Write out all lines holding the word "this".

▼▼▼

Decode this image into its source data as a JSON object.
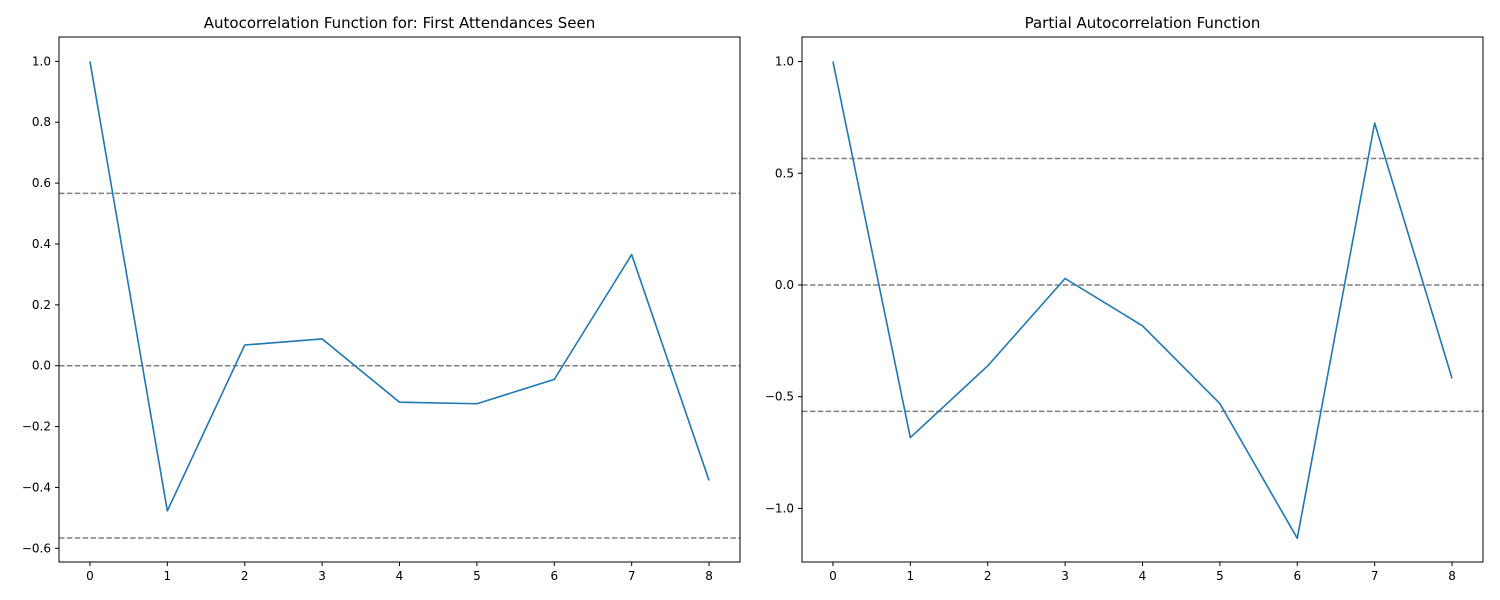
{
  "chart_data": [
    {
      "type": "line",
      "title": "Autocorrelation Function for: First Attendances Seen",
      "xlabel": "",
      "ylabel": "",
      "x": [
        0,
        1,
        2,
        3,
        4,
        5,
        6,
        7,
        8
      ],
      "series": [
        {
          "values": [
            1.0,
            -0.477,
            0.068,
            0.088,
            -0.12,
            -0.125,
            -0.045,
            0.365,
            -0.377
          ],
          "color": "#1f77b4"
        }
      ],
      "reference_lines": [
        {
          "y": 0.566,
          "style": "dashed",
          "color": "#808080"
        },
        {
          "y": 0.0,
          "style": "dashed",
          "color": "#808080"
        },
        {
          "y": -0.566,
          "style": "dashed",
          "color": "#808080"
        }
      ],
      "xlim": [
        -0.4,
        8.4
      ],
      "ylim": [
        -0.645,
        1.08
      ],
      "xticks": [
        0,
        1,
        2,
        3,
        4,
        5,
        6,
        7,
        8
      ],
      "xtick_labels": [
        "0",
        "1",
        "2",
        "3",
        "4",
        "5",
        "6",
        "7",
        "8"
      ],
      "yticks": [
        1.0,
        0.8,
        0.6,
        0.4,
        0.2,
        0.0,
        -0.2,
        -0.4,
        -0.6
      ],
      "ytick_labels": [
        "1.0",
        "0.8",
        "0.6",
        "0.4",
        "0.2",
        "0.0",
        "−0.2",
        "−0.4",
        "−0.6"
      ],
      "grid": false,
      "legend": "none"
    },
    {
      "type": "line",
      "title": "Partial Autocorrelation Function",
      "xlabel": "",
      "ylabel": "",
      "x": [
        0,
        1,
        2,
        3,
        4,
        5,
        6,
        7,
        8
      ],
      "series": [
        {
          "values": [
            1.0,
            -0.683,
            -0.362,
            0.029,
            -0.183,
            -0.531,
            -1.134,
            0.725,
            -0.418
          ],
          "color": "#1f77b4"
        }
      ],
      "reference_lines": [
        {
          "y": 0.566,
          "style": "dashed",
          "color": "#808080"
        },
        {
          "y": 0.0,
          "style": "dashed",
          "color": "#808080"
        },
        {
          "y": -0.566,
          "style": "dashed",
          "color": "#808080"
        }
      ],
      "xlim": [
        -0.4,
        8.4
      ],
      "ylim": [
        -1.24,
        1.11
      ],
      "xticks": [
        0,
        1,
        2,
        3,
        4,
        5,
        6,
        7,
        8
      ],
      "xtick_labels": [
        "0",
        "1",
        "2",
        "3",
        "4",
        "5",
        "6",
        "7",
        "8"
      ],
      "yticks": [
        1.0,
        0.5,
        0.0,
        -0.5,
        -1.0
      ],
      "ytick_labels": [
        "1.0",
        "0.5",
        "0.0",
        "−0.5",
        "−1.0"
      ],
      "grid": false,
      "legend": "none"
    }
  ]
}
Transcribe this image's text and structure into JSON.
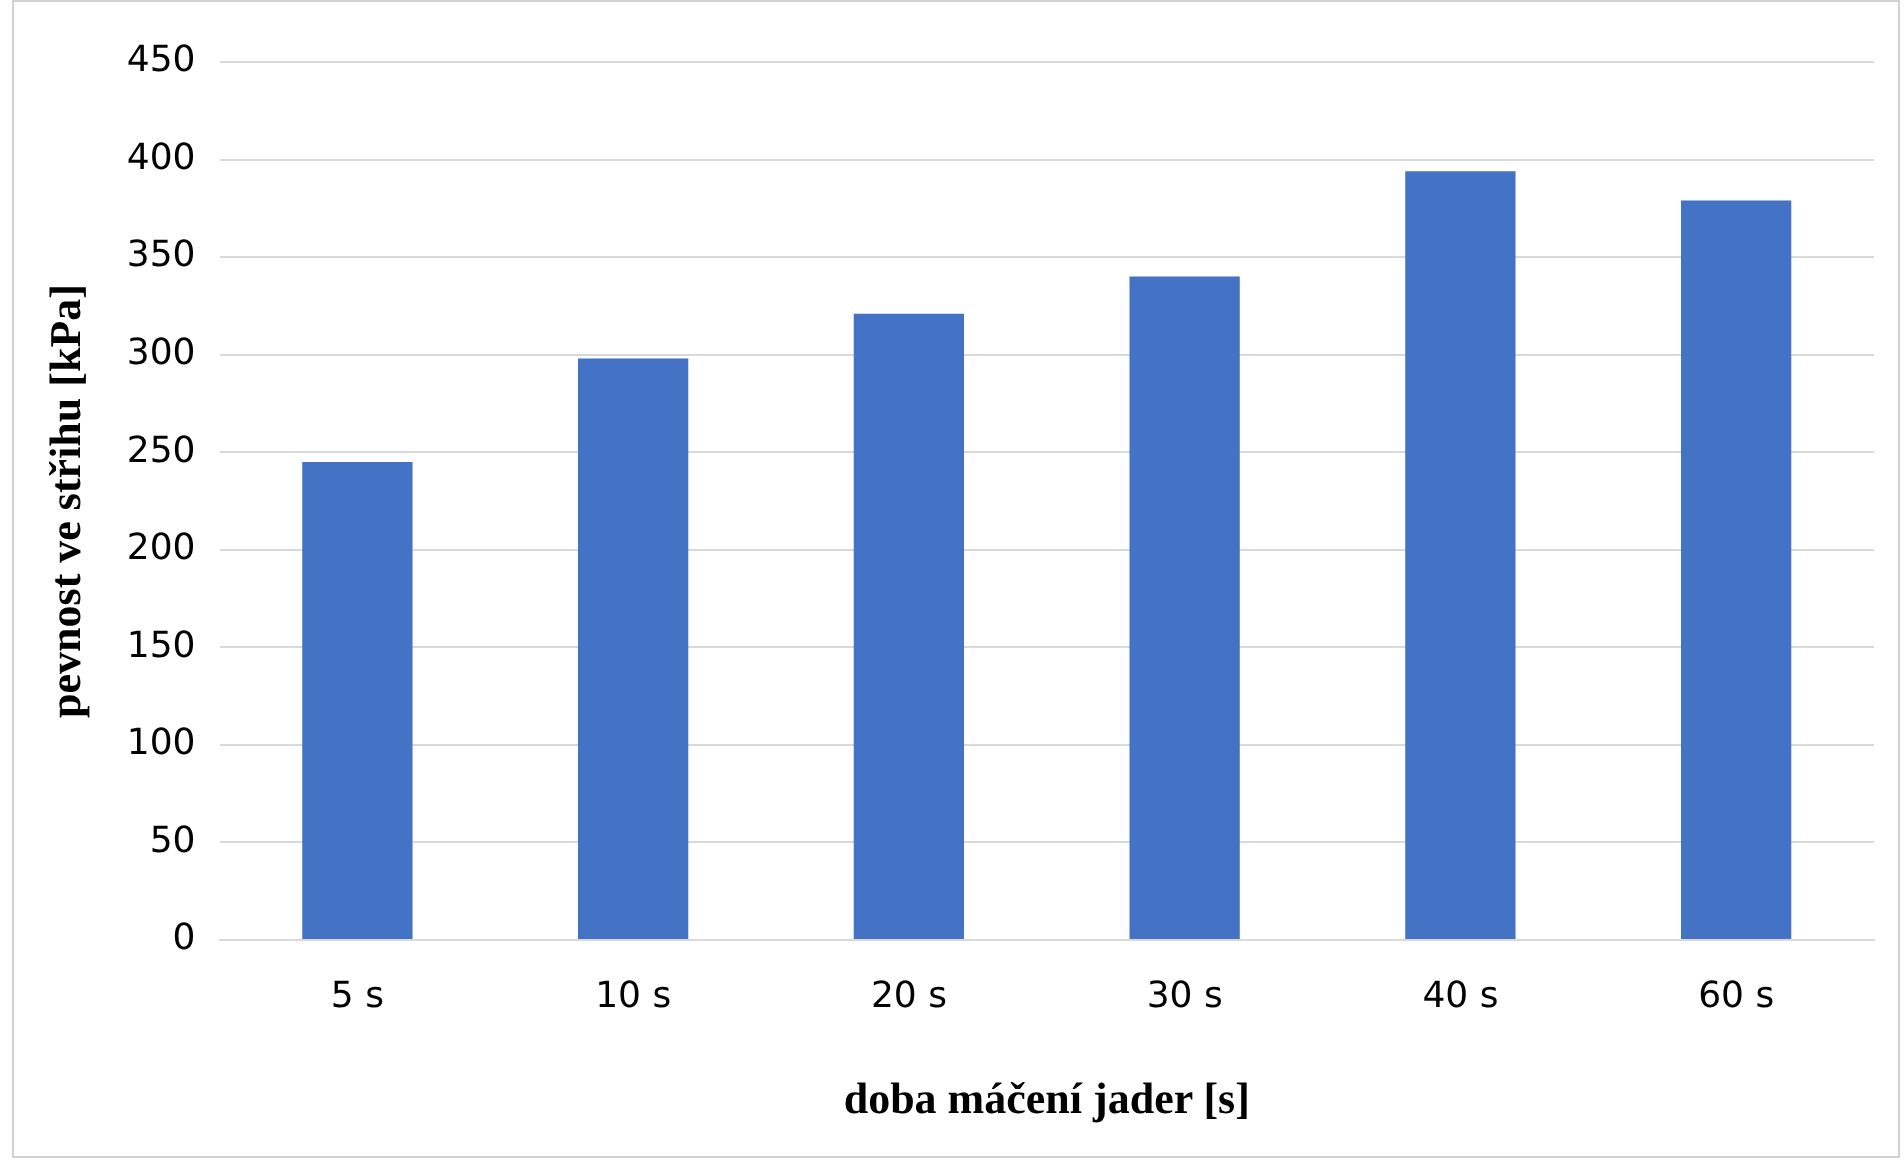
{
  "chart_data": {
    "type": "bar",
    "xlabel": "doba máčení jader [s]",
    "ylabel": "pevnost ve střihu [kPa]",
    "categories": [
      "5 s",
      "10 s",
      "20 s",
      "30 s",
      "40 s",
      "60 s"
    ],
    "values": [
      245,
      298,
      321,
      340,
      394,
      379
    ],
    "color": "#4472c4",
    "ylim": [
      0,
      450
    ],
    "yticks": [
      0,
      50,
      100,
      150,
      200,
      250,
      300,
      350,
      400,
      450
    ],
    "grid": "y",
    "legend": false
  }
}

▲▲▲

> **RESPONSE BELOW**
Decode this image into its source data as a JSON object.
Transcribe this image's text and structure into JSON.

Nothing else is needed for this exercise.